# DIRECTIONS:
Where a line in the listing contains the string "Montréal", copy that line out.

(Stored items from a collection)

═══

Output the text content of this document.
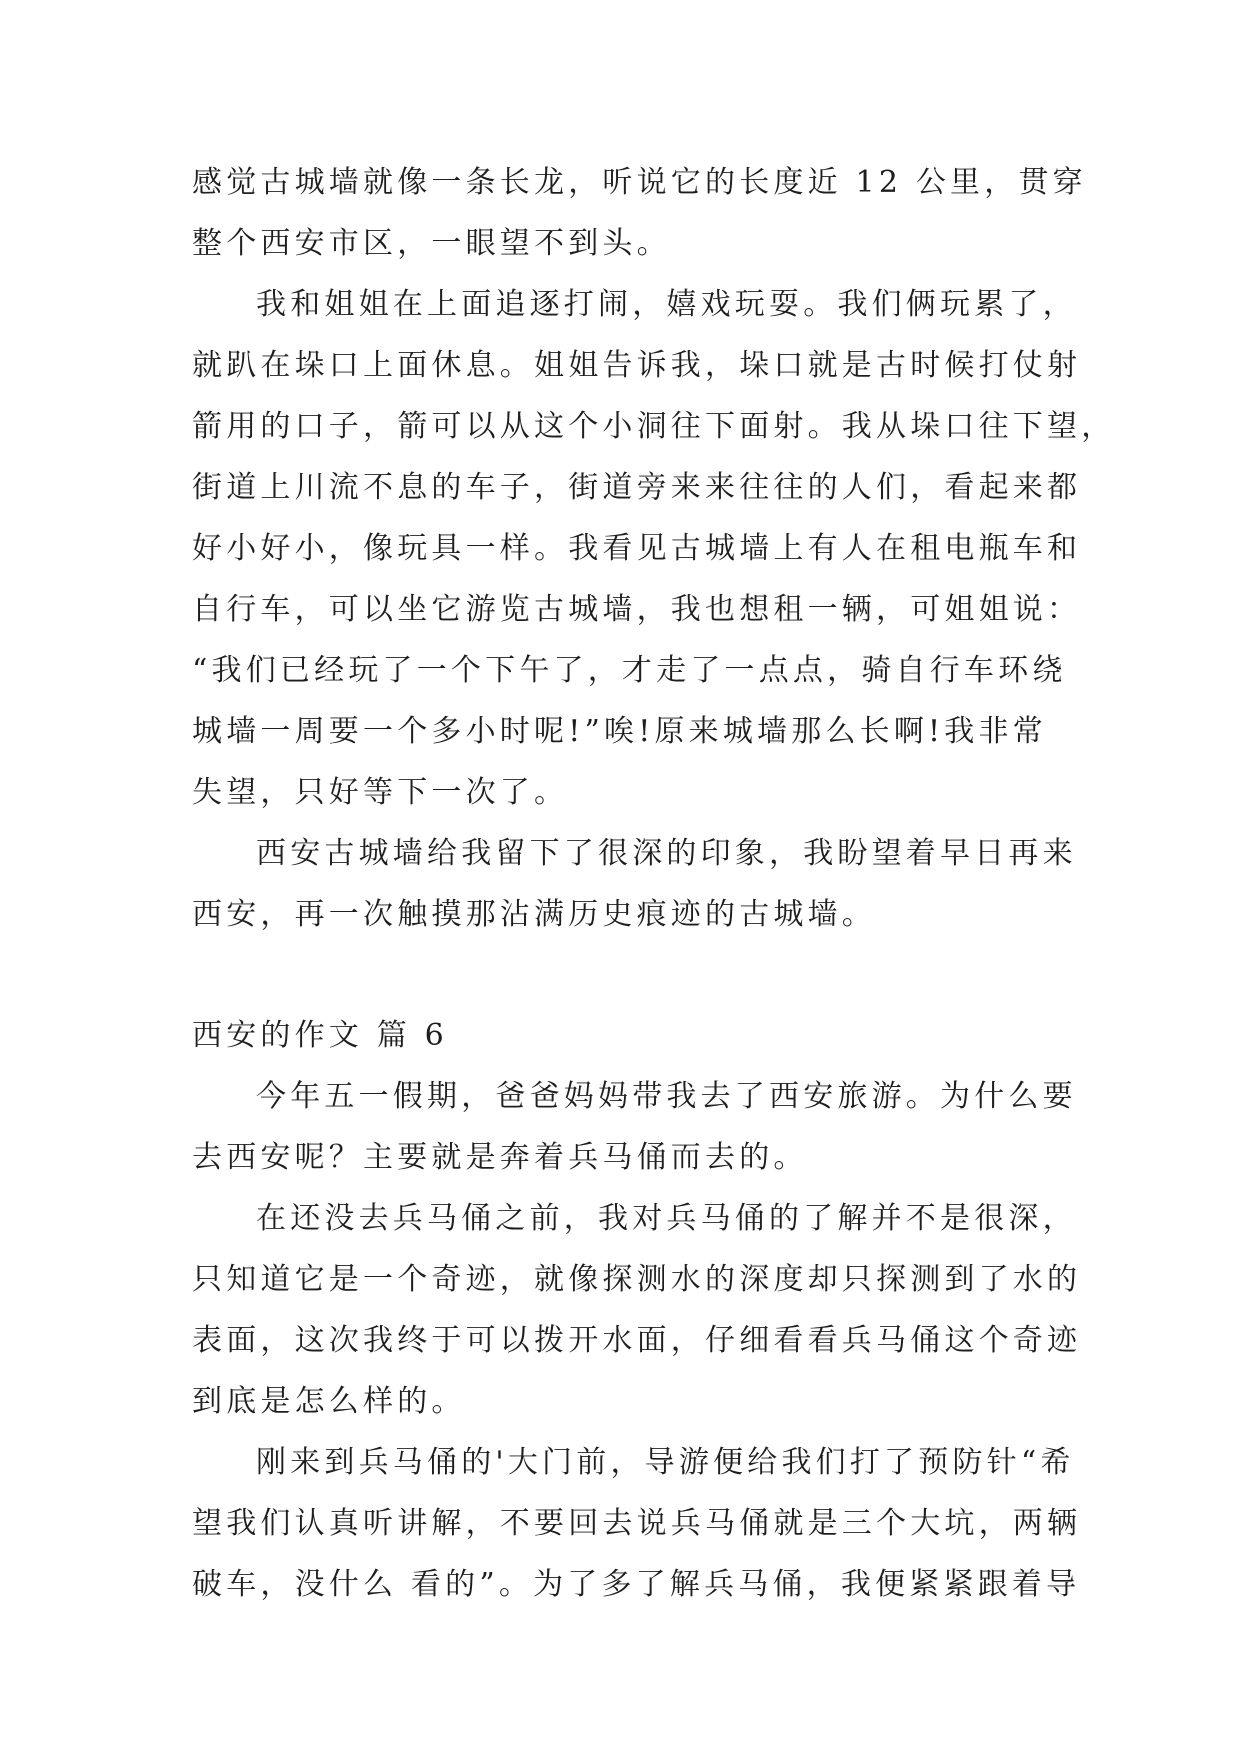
感觉古城墙就像一条长龙，听说它的长度近 12 公里，贯穿
整个西安市区，一眼望不到头。
我和姐姐在上面追逐打闹，嬉戏玩耍。我们俩玩累了，
就趴在垛口上面休息。姐姐告诉我，垛口就是古时候打仗射
箭用的口子，箭可以从这个小洞往下面射。我从垛口往下望，
街道上川流不息的车子，街道旁来来往往的人们，看起来都
好小好小，像玩具一样。我看见古城墙上有人在租电瓶车和
自行车，可以坐它游览古城墙，我也想租一辆，可姐姐说：
“我们已经玩了一个下午了，才走了一点点，骑自行车环绕
城墙一周要一个多小时呢!”唉!原来城墙那么长啊!我非常
失望，只好等下一次了。
西安古城墙给我留下了很深的印象，我盼望着早日再来
西安，再一次触摸那沾满历史痕迹的古城墙。
西安的作文 篇 6
今年五一假期，爸爸妈妈带我去了西安旅游。为什么要
去西安呢？主要就是奔着兵马俑而去的。
在还没去兵马俑之前，我对兵马俑的了解并不是很深，
只知道它是一个奇迹，就像探测水的深度却只探测到了水的
表面，这次我终于可以拨开水面，仔细看看兵马俑这个奇迹
到底是怎么样的。
刚来到兵马俑的'大门前，导游便给我们打了预防针“希
望我们认真听讲解，不要回去说兵马俑就是三个大坑，两辆
破车，没什么 看的”。为了多了解兵马俑，我便紧紧跟着导
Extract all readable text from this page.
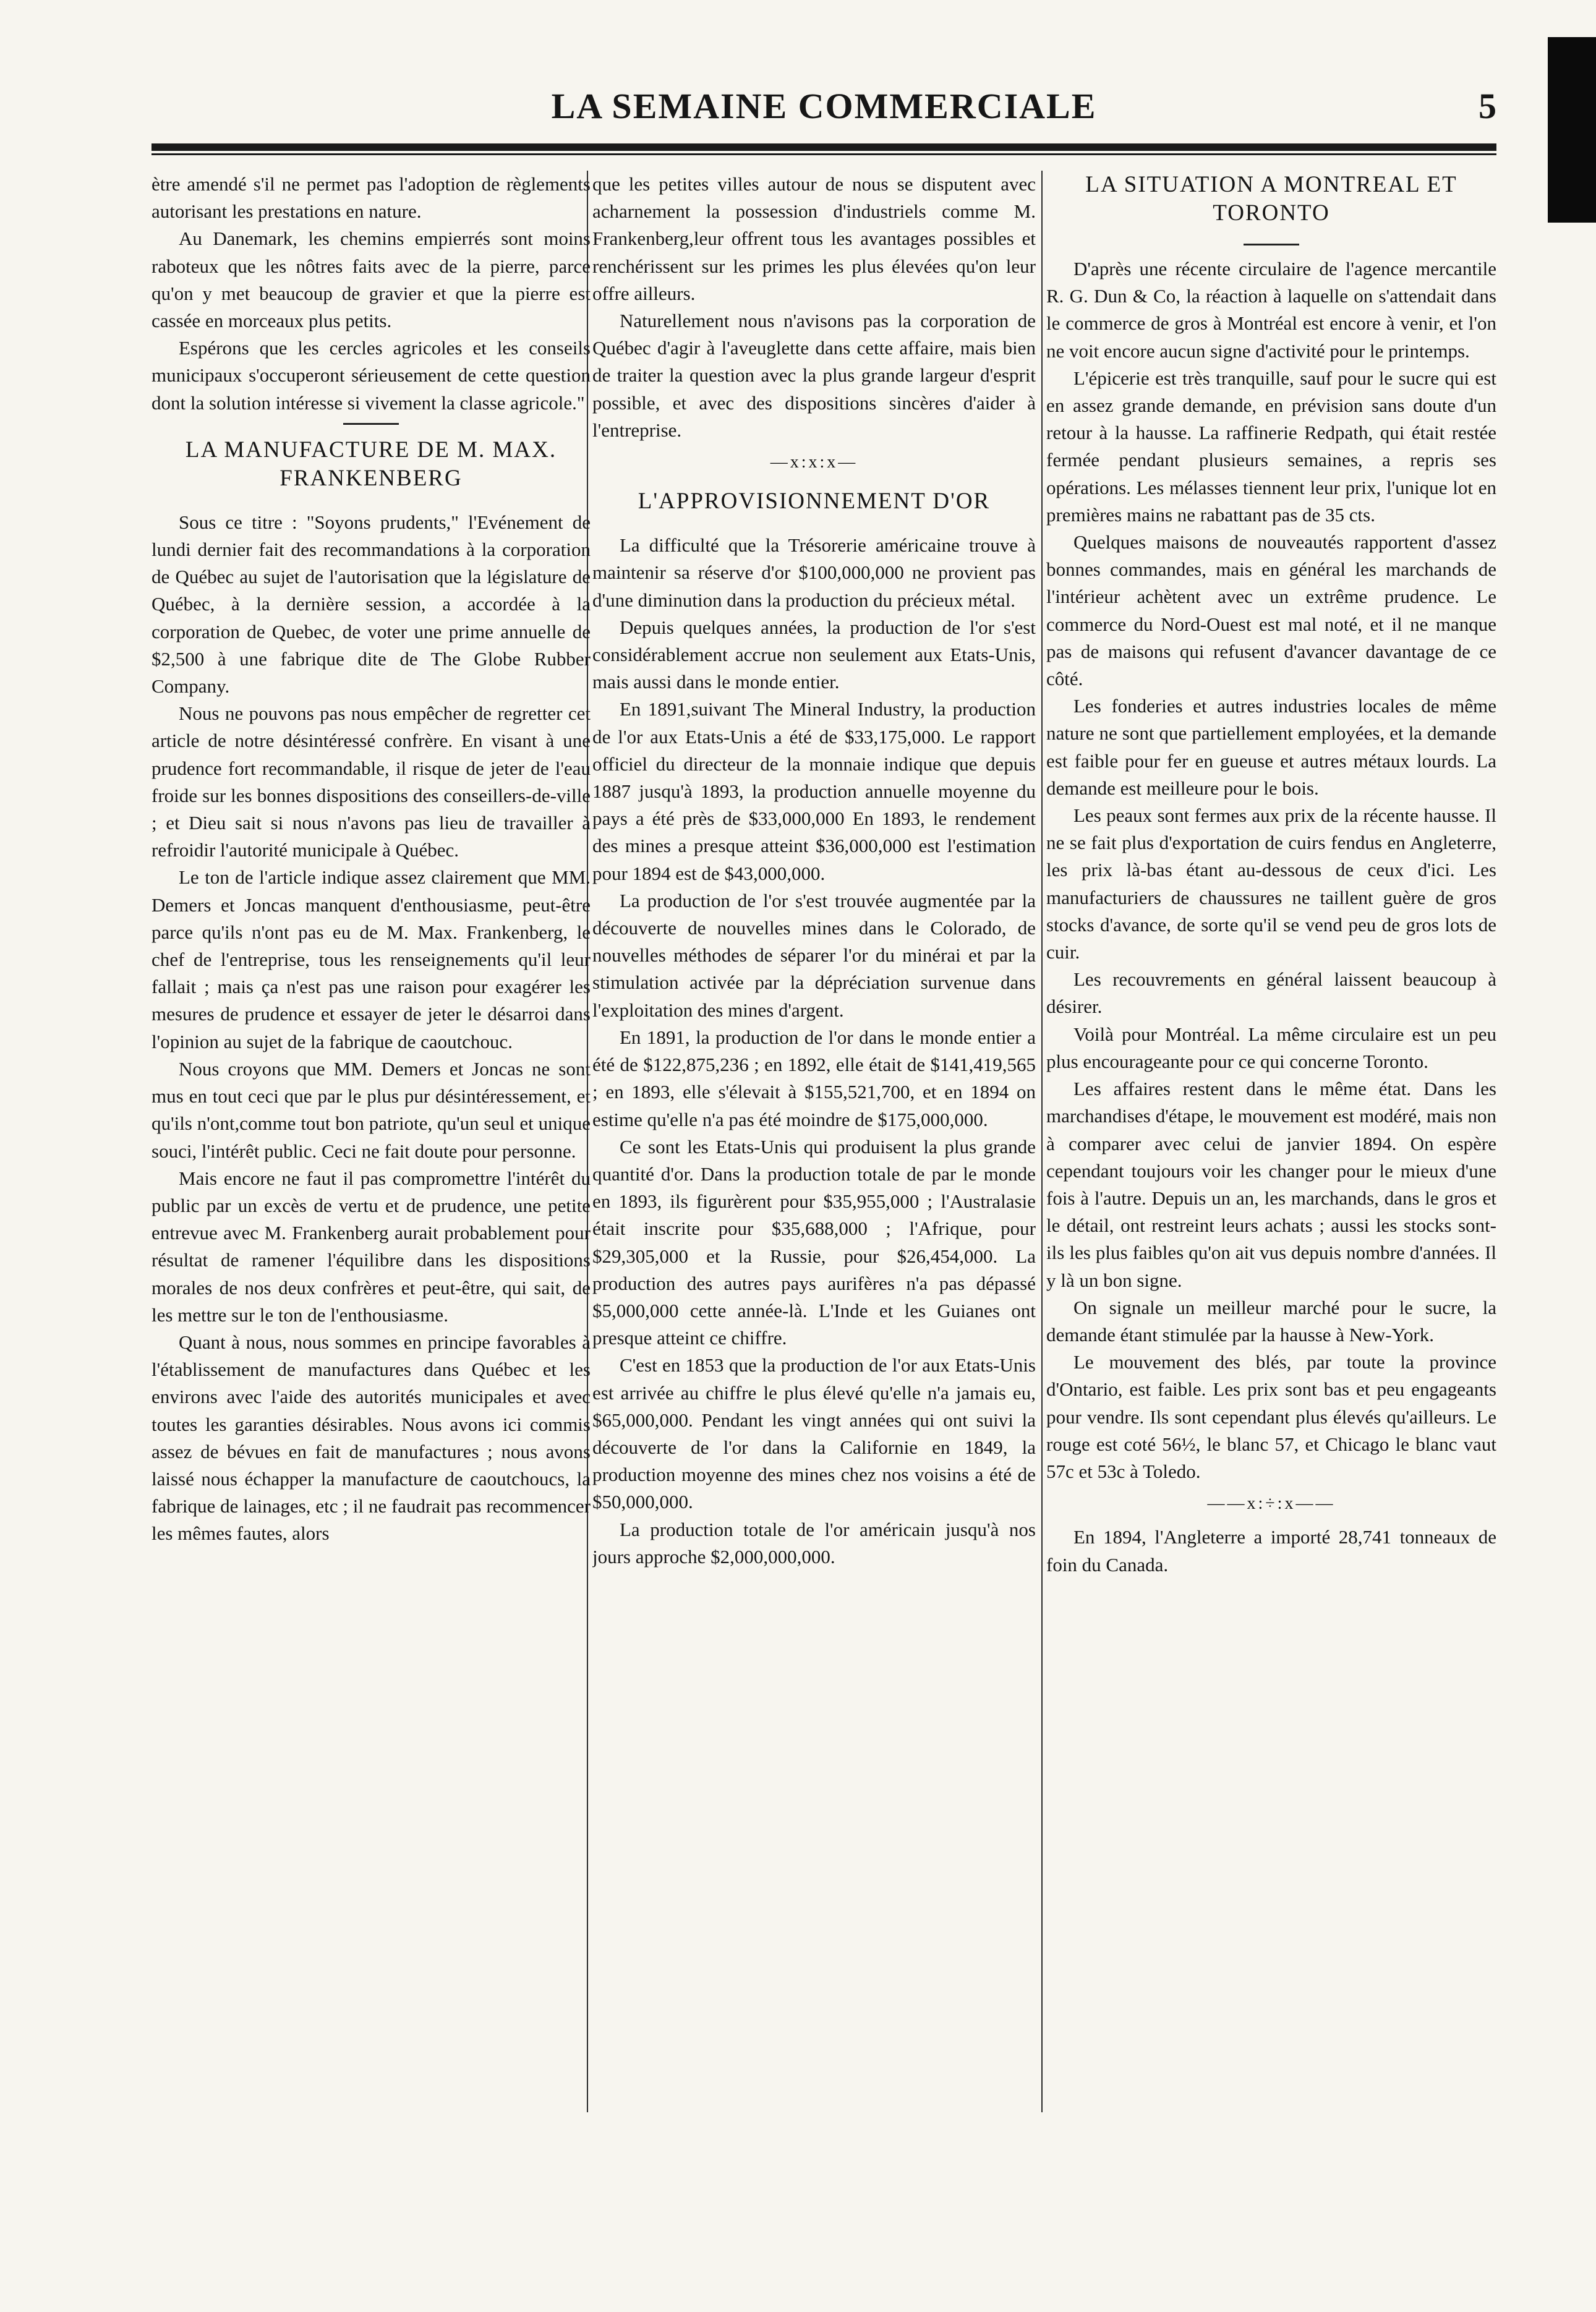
LA SEMAINE COMMERCIALE	5

ètre amendé s'il ne permet pas l'adoption de règlements autorisant les prestations en nature.

Au Danemark, les chemins empierrés sont moins raboteux que les nôtres faits avec de la pierre, parce qu'on y met beaucoup de gravier et que la pierre est cassée en morceaux plus petits.

Espérons que les cercles agricoles et les conseils municipaux s'occuperont sérieusement de cette question dont la solution intéresse si vivement la classe agricole."

LA MANUFACTURE DE M. MAX. FRANKENBERG

Sous ce titre : "Soyons prudents," l'Evénement de lundi dernier fait des recommandations à la corporation de Québec au sujet de l'autorisation que la législature de Québec, à la dernière session, a accordée à la corporation de Quebec, de voter une prime annuelle de $2,500 à une fabrique dite de The Globe Rubber Company.

Nous ne pouvons pas nous empêcher de regretter cet article de notre désintéressé confrère. En visant à une prudence fort recommandable, il risque de jeter de l'eau froide sur les bonnes dispositions des conseillers-de-ville ; et Dieu sait si nous n'avons pas lieu de travailler à refroidir l'autorité municipale à Québec.

Le ton de l'article indique assez clairement que MM. Demers et Joncas manquent d'enthousiasme, peut-être parce qu'ils n'ont pas eu de M. Max. Frankenberg, le chef de l'entreprise, tous les renseignements qu'il leur fallait ; mais ça n'est pas une raison pour exagérer les mesures de prudence et essayer de jeter le désarroi dans l'opinion au sujet de la fabrique de caoutchouc.

Nous croyons que MM. Demers et Joncas ne sont mus en tout ceci que par le plus pur désintéressement, et qu'ils n'ont,comme tout bon patriote, qu'un seul et unique souci, l'intérêt public. Ceci ne fait doute pour personne.

Mais encore ne faut il pas compromettre l'intérêt du public par un excès de vertu et de prudence, une petite entrevue avec M. Frankenberg aurait probablement pour résultat de ramener l'équilibre dans les dispositions morales de nos deux confrères et peut-être, qui sait, de les mettre sur le ton de l'enthousiasme.

Quant à nous, nous sommes en principe favorables à l'établissement de manufactures dans Québec et les environs avec l'aide des autorités municipales et avec toutes les garanties désirables. Nous avons ici commis assez de bévues en fait de manufactures ; nous avons laissé nous échapper la manufacture de caoutchoucs, la fabrique de lainages, etc ; il ne faudrait pas recommencer les mêmes fautes, alors

que les petites villes autour de nous se disputent avec acharnement la possession d'industriels comme M. Frankenberg,leur offrent tous les avantages possibles et renchérissent sur les primes les plus élevées qu'on leur offre ailleurs.

Naturellement nous n'avisons pas la corporation de Québec d'agir à l'aveuglette dans cette affaire, mais bien de traiter la question avec la plus grande largeur d'esprit possible, et avec des dispositions sincères d'aider à l'entreprise.

—x:x:x—
L'APPROVISIONNEMENT D'OR

La difficulté que la Trésorerie américaine trouve à maintenir sa réserve d'or $100,000,000 ne provient pas d'une diminution dans la production du précieux métal.

Depuis quelques années, la production de l'or s'est considérablement accrue non seulement aux Etats-Unis, mais aussi dans le monde entier.

En 1891,suivant The Mineral Industry, la production de l'or aux Etats-Unis a été de $33,175,000. Le rapport officiel du directeur de la monnaie indique que depuis 1887 jusqu'à 1893, la production annuelle moyenne du pays a été près de $33,000,000 En 1893, le rendement des mines a presque atteint $36,000,000 est l'estimation pour 1894 est de $43,000,000.

La production de l'or s'est trouvée augmentée par la découverte de nouvelles mines dans le Colorado, de nouvelles méthodes de séparer l'or du minérai et par la stimulation activée par la dépréciation survenue dans l'exploitation des mines d'argent.

En 1891, la production de l'or dans le monde entier a été de $122,875,236 ; en 1892, elle était de $141,419,565 ; en 1893, elle s'élevait à $155,521,700, et en 1894 on estime qu'elle n'a pas été moindre de $175,000,000.

Ce sont les Etats-Unis qui produisent la plus grande quantité d'or. Dans la production totale de par le monde en 1893, ils figurèrent pour $35,955,000 ; l'Australasie était inscrite pour $35,688,000 ; l'Afrique, pour $29,305,000 et la Russie, pour $26,454,000. La production des autres pays aurifères n'a pas dépassé $5,000,000 cette année-là. L'Inde et les Guianes ont presque atteint ce chiffre.

C'est en 1853 que la production de l'or aux Etats-Unis est arrivée au chiffre le plus élevé qu'elle n'a jamais eu, $65,000,000. Pendant les vingt années qui ont suivi la découverte de l'or dans la Californie en 1849, la production moyenne des mines chez nos voisins a été de $50,000,000.

La production totale de l'or américain jusqu'à nos jours approche $2,000,000,000.

LA SITUATION A MONTREAL ET TORONTO

D'après une récente circulaire de l'agence mercantile R. G. Dun & Co, la réaction à laquelle on s'attendait dans le commerce de gros à Montréal est encore à venir, et l'on ne voit encore aucun signe d'activité pour le printemps.

L'épicerie est très tranquille, sauf pour le sucre qui est en assez grande demande, en prévision sans doute d'un retour à la hausse. La raffinerie Redpath, qui était restée fermée pendant plusieurs semaines, a repris ses opérations. Les mélasses tiennent leur prix, l'unique lot en premières mains ne rabattant pas de 35 cts.

Quelques maisons de nouveautés rapportent d'assez bonnes commandes, mais en général les marchands de l'intérieur achètent avec un extrême prudence. Le commerce du Nord-Ouest est mal noté, et il ne manque pas de maisons qui refusent d'avancer davantage de ce côté.

Les fonderies et autres industries locales de même nature ne sont que partiellement employées, et la demande est faible pour fer en gueuse et autres métaux lourds. La demande est meilleure pour le bois.

Les peaux sont fermes aux prix de la récente hausse. Il ne se fait plus d'exportation de cuirs fendus en Angleterre, les prix là-bas étant au-dessous de ceux d'ici. Les manufacturiers de chaussures ne taillent guère de gros stocks d'avance, de sorte qu'il se vend peu de gros lots de cuir.

Les recouvrements en général laissent beaucoup à désirer.

Voilà pour Montréal. La même circulaire est un peu plus encourageante pour ce qui concerne Toronto.

Les affaires restent dans le même état. Dans les marchandises d'étape, le mouvement est modéré, mais non à comparer avec celui de janvier 1894. On espère cependant toujours voir les changer pour le mieux d'une fois à l'autre. Depuis un an, les marchands, dans le gros et le détail, ont restreint leurs achats ; aussi les stocks sont-ils les plus faibles qu'on ait vus depuis nombre d'années. Il y là un bon signe.

On signale un meilleur marché pour le sucre, la demande étant stimulée par la hausse à New-York.

Le mouvement des blés, par toute la province d'Ontario, est faible. Les prix sont bas et peu engageants pour vendre. Ils sont cependant plus élevés qu'ailleurs. Le rouge est coté 56½, le blanc 57, et Chicago le blanc vaut 57c et 53c à Toledo.

——x:÷:x——

En 1894, l'Angleterre a importé 28,741 tonneaux de foin du Canada.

═══

# EXERCISE ANSWER:
D'après une récente circulaire de l'agence mercantile R. G. Dun & Co, la réaction à laquelle on s'attendait dans le commerce de gros à Montréal est encore à venir, et l'on ne voit encore aucun signe d'activité pour le printemps.
Voilà pour Montréal. La même circulaire est un peu plus encourageante pour ce qui concerne Toronto.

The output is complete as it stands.